● What to do:
Please find all lines in the data that hold the string "Design" and copy them.

____________

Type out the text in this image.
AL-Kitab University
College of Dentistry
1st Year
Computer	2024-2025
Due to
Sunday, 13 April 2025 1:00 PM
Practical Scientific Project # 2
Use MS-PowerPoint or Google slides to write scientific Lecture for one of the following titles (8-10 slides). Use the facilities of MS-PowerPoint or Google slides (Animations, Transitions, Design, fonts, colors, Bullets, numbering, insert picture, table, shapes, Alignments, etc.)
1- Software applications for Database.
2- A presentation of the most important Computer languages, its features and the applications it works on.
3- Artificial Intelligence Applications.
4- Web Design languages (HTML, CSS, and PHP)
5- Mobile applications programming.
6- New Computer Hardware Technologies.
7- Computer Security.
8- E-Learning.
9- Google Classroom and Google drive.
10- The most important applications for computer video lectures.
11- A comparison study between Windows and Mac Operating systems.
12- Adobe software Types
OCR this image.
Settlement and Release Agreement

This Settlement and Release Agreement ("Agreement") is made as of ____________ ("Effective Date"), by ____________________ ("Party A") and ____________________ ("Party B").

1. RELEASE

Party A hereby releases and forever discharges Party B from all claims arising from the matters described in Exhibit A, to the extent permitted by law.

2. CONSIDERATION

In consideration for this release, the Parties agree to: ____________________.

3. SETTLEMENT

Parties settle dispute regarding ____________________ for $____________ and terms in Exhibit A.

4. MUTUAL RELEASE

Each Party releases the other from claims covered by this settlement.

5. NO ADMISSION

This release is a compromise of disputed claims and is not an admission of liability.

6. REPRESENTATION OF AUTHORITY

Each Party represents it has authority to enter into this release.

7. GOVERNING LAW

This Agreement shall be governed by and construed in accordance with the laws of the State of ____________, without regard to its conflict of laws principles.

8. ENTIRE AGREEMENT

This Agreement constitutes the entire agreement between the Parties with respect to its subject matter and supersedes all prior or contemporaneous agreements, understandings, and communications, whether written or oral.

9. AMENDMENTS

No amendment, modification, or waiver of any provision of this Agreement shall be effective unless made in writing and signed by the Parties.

____________

● Result for this exercise:
Use MS-PowerPoint or Google slides to write scientific Lecture for one of the following titles (8-10 slides). Use the facilities of MS-PowerPoint or Google slides (Animations, Transitions, Design, fonts, colors, Bullets, numbering, insert picture, table, shapes, Alignments, etc.)
4- Web Design languages (HTML, CSS, and PHP)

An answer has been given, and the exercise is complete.